* _Dataset_
________
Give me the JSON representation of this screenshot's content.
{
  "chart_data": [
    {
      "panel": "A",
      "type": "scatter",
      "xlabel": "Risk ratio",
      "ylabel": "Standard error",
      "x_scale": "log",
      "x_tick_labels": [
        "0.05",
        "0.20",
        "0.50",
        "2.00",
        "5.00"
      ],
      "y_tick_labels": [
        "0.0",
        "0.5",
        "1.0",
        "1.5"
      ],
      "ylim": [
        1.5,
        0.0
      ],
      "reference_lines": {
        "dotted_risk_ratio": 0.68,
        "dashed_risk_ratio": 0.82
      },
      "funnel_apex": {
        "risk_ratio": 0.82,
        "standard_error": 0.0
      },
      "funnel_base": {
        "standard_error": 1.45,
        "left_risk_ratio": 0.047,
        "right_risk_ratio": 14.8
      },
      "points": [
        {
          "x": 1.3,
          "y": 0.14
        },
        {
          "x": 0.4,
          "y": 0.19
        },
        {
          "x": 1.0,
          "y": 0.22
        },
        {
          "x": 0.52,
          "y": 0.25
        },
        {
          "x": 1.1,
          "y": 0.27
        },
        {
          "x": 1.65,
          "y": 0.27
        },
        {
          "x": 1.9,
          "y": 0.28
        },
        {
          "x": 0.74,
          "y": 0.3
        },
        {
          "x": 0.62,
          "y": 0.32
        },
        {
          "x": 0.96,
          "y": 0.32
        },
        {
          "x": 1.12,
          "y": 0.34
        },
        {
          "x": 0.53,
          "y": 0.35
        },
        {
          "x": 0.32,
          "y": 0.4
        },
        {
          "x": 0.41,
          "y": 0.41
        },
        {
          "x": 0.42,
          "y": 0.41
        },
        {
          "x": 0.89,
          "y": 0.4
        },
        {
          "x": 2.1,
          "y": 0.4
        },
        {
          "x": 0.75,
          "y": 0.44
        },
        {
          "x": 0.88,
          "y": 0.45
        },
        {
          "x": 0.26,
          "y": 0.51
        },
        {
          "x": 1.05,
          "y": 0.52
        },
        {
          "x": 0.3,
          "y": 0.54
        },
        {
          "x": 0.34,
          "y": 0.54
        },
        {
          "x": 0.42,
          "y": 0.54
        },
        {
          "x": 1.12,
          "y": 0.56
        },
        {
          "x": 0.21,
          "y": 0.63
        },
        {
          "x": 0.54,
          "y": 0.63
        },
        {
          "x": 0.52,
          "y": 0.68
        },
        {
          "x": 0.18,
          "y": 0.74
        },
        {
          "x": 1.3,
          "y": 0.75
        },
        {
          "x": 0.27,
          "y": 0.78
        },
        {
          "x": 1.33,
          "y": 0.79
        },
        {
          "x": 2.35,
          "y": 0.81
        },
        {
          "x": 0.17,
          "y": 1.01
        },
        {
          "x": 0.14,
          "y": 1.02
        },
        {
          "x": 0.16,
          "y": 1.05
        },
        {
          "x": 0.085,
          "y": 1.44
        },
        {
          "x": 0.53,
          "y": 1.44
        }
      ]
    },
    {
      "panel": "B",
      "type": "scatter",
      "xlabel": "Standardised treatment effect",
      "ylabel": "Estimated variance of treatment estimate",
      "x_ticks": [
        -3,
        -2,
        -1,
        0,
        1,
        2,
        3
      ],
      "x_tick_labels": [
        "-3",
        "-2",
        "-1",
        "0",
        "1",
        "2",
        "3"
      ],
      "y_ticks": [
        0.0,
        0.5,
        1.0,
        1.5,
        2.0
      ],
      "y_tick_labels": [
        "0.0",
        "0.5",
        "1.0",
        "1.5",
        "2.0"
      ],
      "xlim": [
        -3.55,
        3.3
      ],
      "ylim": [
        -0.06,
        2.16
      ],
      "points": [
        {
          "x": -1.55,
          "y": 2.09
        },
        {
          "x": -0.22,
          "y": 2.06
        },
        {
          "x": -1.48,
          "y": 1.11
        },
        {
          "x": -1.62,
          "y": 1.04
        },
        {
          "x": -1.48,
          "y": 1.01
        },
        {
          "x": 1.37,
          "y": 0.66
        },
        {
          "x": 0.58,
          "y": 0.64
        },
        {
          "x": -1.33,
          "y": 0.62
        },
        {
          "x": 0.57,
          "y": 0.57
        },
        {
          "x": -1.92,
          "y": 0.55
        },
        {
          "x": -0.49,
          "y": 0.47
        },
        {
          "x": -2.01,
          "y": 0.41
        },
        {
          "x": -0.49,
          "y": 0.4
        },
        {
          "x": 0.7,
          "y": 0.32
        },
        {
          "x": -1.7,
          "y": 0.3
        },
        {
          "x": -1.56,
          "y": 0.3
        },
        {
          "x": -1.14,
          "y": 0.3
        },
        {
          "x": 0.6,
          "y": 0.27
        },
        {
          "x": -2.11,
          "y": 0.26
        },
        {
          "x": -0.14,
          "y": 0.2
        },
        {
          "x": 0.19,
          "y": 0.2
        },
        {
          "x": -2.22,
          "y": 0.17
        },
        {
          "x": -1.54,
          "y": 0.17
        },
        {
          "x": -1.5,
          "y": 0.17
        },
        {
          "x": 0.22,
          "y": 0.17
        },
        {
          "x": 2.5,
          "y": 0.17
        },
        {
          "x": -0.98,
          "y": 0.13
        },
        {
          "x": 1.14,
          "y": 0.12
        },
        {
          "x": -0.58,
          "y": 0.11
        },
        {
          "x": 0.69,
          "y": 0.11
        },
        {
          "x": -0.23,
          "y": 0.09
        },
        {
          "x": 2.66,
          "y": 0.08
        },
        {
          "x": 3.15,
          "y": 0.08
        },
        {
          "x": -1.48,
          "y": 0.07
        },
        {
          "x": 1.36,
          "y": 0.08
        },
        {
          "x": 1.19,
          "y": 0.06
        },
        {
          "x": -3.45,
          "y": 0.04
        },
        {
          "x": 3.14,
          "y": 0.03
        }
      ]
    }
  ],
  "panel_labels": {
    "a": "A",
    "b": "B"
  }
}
________
* _Objective_
Output all preceding records character for character.

* _Completed task_
Give me the JSON representation of this screenshot's content.
{
  "chart_data": [
    {
      "panel": "A",
      "type": "scatter",
      "xlabel": "Risk ratio",
      "ylabel": "Standard error",
      "x_scale": "log",
      "x_tick_labels": [
        "0.05",
        "0.20",
        "0.50",
        "2.00",
        "5.00"
      ],
      "y_tick_labels": [
        "0.0",
        "0.5",
        "1.0",
        "1.5"
      ],
      "ylim": [
        1.5,
        0.0
      ],
      "reference_lines": {
        "dotted_risk_ratio": 0.68,
        "dashed_risk_ratio": 0.82
      },
      "funnel_apex": {
        "risk_ratio": 0.82,
        "standard_error": 0.0
      },
      "funnel_base": {
        "standard_error": 1.45,
        "left_risk_ratio": 0.047,
        "right_risk_ratio": 14.8
      },
      "points": [
        {
          "x": 1.3,
          "y": 0.14
        },
        {
          "x": 0.4,
          "y": 0.19
        },
        {
          "x": 1.0,
          "y": 0.22
        },
        {
          "x": 0.52,
          "y": 0.25
        },
        {
          "x": 1.1,
          "y": 0.27
        },
        {
          "x": 1.65,
          "y": 0.27
        },
        {
          "x": 1.9,
          "y": 0.28
        },
        {
          "x": 0.74,
          "y": 0.3
        },
        {
          "x": 0.62,
          "y": 0.32
        },
        {
          "x": 0.96,
          "y": 0.32
        },
        {
          "x": 1.12,
          "y": 0.34
        },
        {
          "x": 0.53,
          "y": 0.35
        },
        {
          "x": 0.32,
          "y": 0.4
        },
        {
          "x": 0.41,
          "y": 0.41
        },
        {
          "x": 0.42,
          "y": 0.41
        },
        {
          "x": 0.89,
          "y": 0.4
        },
        {
          "x": 2.1,
          "y": 0.4
        },
        {
          "x": 0.75,
          "y": 0.44
        },
        {
          "x": 0.88,
          "y": 0.45
        },
        {
          "x": 0.26,
          "y": 0.51
        },
        {
          "x": 1.05,
          "y": 0.52
        },
        {
          "x": 0.3,
          "y": 0.54
        },
        {
          "x": 0.34,
          "y": 0.54
        },
        {
          "x": 0.42,
          "y": 0.54
        },
        {
          "x": 1.12,
          "y": 0.56
        },
        {
          "x": 0.21,
          "y": 0.63
        },
        {
          "x": 0.54,
          "y": 0.63
        },
        {
          "x": 0.52,
          "y": 0.68
        },
        {
          "x": 0.18,
          "y": 0.74
        },
        {
          "x": 1.3,
          "y": 0.75
        },
        {
          "x": 0.27,
          "y": 0.78
        },
        {
          "x": 1.33,
          "y": 0.79
        },
        {
          "x": 2.35,
          "y": 0.81
        },
        {
          "x": 0.17,
          "y": 1.01
        },
        {
          "x": 0.14,
          "y": 1.02
        },
        {
          "x": 0.16,
          "y": 1.05
        },
        {
          "x": 0.085,
          "y": 1.44
        },
        {
          "x": 0.53,
          "y": 1.44
        }
      ]
    },
    {
      "panel": "B",
      "type": "scatter",
      "xlabel": "Standardised treatment effect",
      "ylabel": "Estimated variance of treatment estimate",
      "x_ticks": [
        -3,
        -2,
        -1,
        0,
        1,
        2,
        3
      ],
      "x_tick_labels": [
        "-3",
        "-2",
        "-1",
        "0",
        "1",
        "2",
        "3"
      ],
      "y_ticks": [
        0.0,
        0.5,
        1.0,
        1.5,
        2.0
      ],
      "y_tick_labels": [
        "0.0",
        "0.5",
        "1.0",
        "1.5",
        "2.0"
      ],
      "xlim": [
        -3.55,
        3.3
      ],
      "ylim": [
        -0.06,
        2.16
      ],
      "points": [
        {
          "x": -1.55,
          "y": 2.09
        },
        {
          "x": -0.22,
          "y": 2.06
        },
        {
          "x": -1.48,
          "y": 1.11
        },
        {
          "x": -1.62,
          "y": 1.04
        },
        {
          "x": -1.48,
          "y": 1.01
        },
        {
          "x": 1.37,
          "y": 0.66
        },
        {
          "x": 0.58,
          "y": 0.64
        },
        {
          "x": -1.33,
          "y": 0.62
        },
        {
          "x": 0.57,
          "y": 0.57
        },
        {
          "x": -1.92,
          "y": 0.55
        },
        {
          "x": -0.49,
          "y": 0.47
        },
        {
          "x": -2.01,
          "y": 0.41
        },
        {
          "x": -0.49,
          "y": 0.4
        },
        {
          "x": 0.7,
          "y": 0.32
        },
        {
          "x": -1.7,
          "y": 0.3
        },
        {
          "x": -1.56,
          "y": 0.3
        },
        {
          "x": -1.14,
          "y": 0.3
        },
        {
          "x": 0.6,
          "y": 0.27
        },
        {
          "x": -2.11,
          "y": 0.26
        },
        {
          "x": -0.14,
          "y": 0.2
        },
        {
          "x": 0.19,
          "y": 0.2
        },
        {
          "x": -2.22,
          "y": 0.17
        },
        {
          "x": -1.54,
          "y": 0.17
        },
        {
          "x": -1.5,
          "y": 0.17
        },
        {
          "x": 0.22,
          "y": 0.17
        },
        {
          "x": 2.5,
          "y": 0.17
        },
        {
          "x": -0.98,
          "y": 0.13
        },
        {
          "x": 1.14,
          "y": 0.12
        },
        {
          "x": -0.58,
          "y": 0.11
        },
        {
          "x": 0.69,
          "y": 0.11
        },
        {
          "x": -0.23,
          "y": 0.09
        },
        {
          "x": 2.66,
          "y": 0.08
        },
        {
          "x": 3.15,
          "y": 0.08
        },
        {
          "x": -1.48,
          "y": 0.07
        },
        {
          "x": 1.36,
          "y": 0.08
        },
        {
          "x": 1.19,
          "y": 0.06
        },
        {
          "x": -3.45,
          "y": 0.04
        },
        {
          "x": 3.14,
          "y": 0.03
        }
      ]
    }
  ],
  "panel_labels": {
    "a": "A",
    "b": "B"
  }
}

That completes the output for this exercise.